╭─ Data extract
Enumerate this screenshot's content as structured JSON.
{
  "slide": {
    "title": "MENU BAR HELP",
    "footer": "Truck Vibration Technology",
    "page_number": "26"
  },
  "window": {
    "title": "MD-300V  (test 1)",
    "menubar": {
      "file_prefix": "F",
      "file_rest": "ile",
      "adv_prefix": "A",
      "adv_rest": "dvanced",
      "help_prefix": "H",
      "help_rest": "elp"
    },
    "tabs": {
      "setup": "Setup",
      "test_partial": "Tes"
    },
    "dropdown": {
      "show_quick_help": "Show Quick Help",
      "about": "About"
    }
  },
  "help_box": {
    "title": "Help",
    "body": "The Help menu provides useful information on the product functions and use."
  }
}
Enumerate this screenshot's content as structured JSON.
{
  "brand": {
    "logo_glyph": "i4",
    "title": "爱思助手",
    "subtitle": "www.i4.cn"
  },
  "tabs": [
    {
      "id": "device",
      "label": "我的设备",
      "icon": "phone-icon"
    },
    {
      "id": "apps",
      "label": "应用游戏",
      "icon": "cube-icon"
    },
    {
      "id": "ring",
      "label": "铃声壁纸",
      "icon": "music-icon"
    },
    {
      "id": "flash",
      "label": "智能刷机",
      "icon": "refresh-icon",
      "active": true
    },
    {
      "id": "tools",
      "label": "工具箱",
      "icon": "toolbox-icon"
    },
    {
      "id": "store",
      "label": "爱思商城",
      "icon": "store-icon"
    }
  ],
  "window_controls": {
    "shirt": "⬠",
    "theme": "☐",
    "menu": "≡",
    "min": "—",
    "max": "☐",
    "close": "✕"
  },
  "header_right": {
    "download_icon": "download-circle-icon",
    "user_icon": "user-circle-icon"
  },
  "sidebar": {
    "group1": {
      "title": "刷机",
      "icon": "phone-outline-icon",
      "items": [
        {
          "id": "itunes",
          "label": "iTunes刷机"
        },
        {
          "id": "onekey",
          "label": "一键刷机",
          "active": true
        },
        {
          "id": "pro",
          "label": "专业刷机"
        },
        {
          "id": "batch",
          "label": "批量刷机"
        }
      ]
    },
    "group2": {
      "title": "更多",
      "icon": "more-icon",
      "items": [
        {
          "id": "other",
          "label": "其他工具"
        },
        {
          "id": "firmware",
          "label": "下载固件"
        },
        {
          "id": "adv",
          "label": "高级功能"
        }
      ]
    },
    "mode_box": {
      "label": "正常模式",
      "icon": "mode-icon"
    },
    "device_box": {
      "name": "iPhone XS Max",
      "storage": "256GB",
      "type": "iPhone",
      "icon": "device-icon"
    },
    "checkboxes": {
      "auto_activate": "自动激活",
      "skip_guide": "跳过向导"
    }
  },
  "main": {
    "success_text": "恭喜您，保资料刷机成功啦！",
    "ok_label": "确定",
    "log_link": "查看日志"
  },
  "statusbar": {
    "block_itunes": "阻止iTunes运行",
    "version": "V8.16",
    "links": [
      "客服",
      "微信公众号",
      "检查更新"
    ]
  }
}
╰─
**Short problem:**
Extract all the material, leaving every line as it is.

**Exercise result:**
Enumerate this screenshot's content as structured JSON.
{
  "slide": {
    "title": "MENU BAR HELP",
    "footer": "Truck Vibration Technology",
    "page_number": "26"
  },
  "window": {
    "title": "MD-300V  (test 1)",
    "menubar": {
      "file_prefix": "F",
      "file_rest": "ile",
      "adv_prefix": "A",
      "adv_rest": "dvanced",
      "help_prefix": "H",
      "help_rest": "elp"
    },
    "tabs": {
      "setup": "Setup",
      "test_partial": "Tes"
    },
    "dropdown": {
      "show_quick_help": "Show Quick Help",
      "about": "About"
    }
  },
  "help_box": {
    "title": "Help",
    "body": "The Help menu provides useful information on the product functions and use."
  }
}
Enumerate this screenshot's content as structured JSON.
{
  "brand": {
    "logo_glyph": "i4",
    "title": "爱思助手",
    "subtitle": "www.i4.cn"
  },
  "tabs": [
    {
      "id": "device",
      "label": "我的设备",
      "icon": "phone-icon"
    },
    {
      "id": "apps",
      "label": "应用游戏",
      "icon": "cube-icon"
    },
    {
      "id": "ring",
      "label": "铃声壁纸",
      "icon": "music-icon"
    },
    {
      "id": "flash",
      "label": "智能刷机",
      "icon": "refresh-icon",
      "active": true
    },
    {
      "id": "tools",
      "label": "工具箱",
      "icon": "toolbox-icon"
    },
    {
      "id": "store",
      "label": "爱思商城",
      "icon": "store-icon"
    }
  ],
  "window_controls": {
    "shirt": "⬠",
    "theme": "☐",
    "menu": "≡",
    "min": "—",
    "max": "☐",
    "close": "✕"
  },
  "header_right": {
    "download_icon": "download-circle-icon",
    "user_icon": "user-circle-icon"
  },
  "sidebar": {
    "group1": {
      "title": "刷机",
      "icon": "phone-outline-icon",
      "items": [
        {
          "id": "itunes",
          "label": "iTunes刷机"
        },
        {
          "id": "onekey",
          "label": "一键刷机",
          "active": true
        },
        {
          "id": "pro",
          "label": "专业刷机"
        },
        {
          "id": "batch",
          "label": "批量刷机"
        }
      ]
    },
    "group2": {
      "title": "更多",
      "icon": "more-icon",
      "items": [
        {
          "id": "other",
          "label": "其他工具"
        },
        {
          "id": "firmware",
          "label": "下载固件"
        },
        {
          "id": "adv",
          "label": "高级功能"
        }
      ]
    },
    "mode_box": {
      "label": "正常模式",
      "icon": "mode-icon"
    },
    "device_box": {
      "name": "iPhone XS Max",
      "storage": "256GB",
      "type": "iPhone",
      "icon": "device-icon"
    },
    "checkboxes": {
      "auto_activate": "自动激活",
      "skip_guide": "跳过向导"
    }
  },
  "main": {
    "success_text": "恭喜您，保资料刷机成功啦！",
    "ok_label": "确定",
    "log_link": "查看日志"
  },
  "statusbar": {
    "block_itunes": "阻止iTunes运行",
    "version": "V8.16",
    "links": [
      "客服",
      "微信公众号",
      "检查更新"
    ]
  }
}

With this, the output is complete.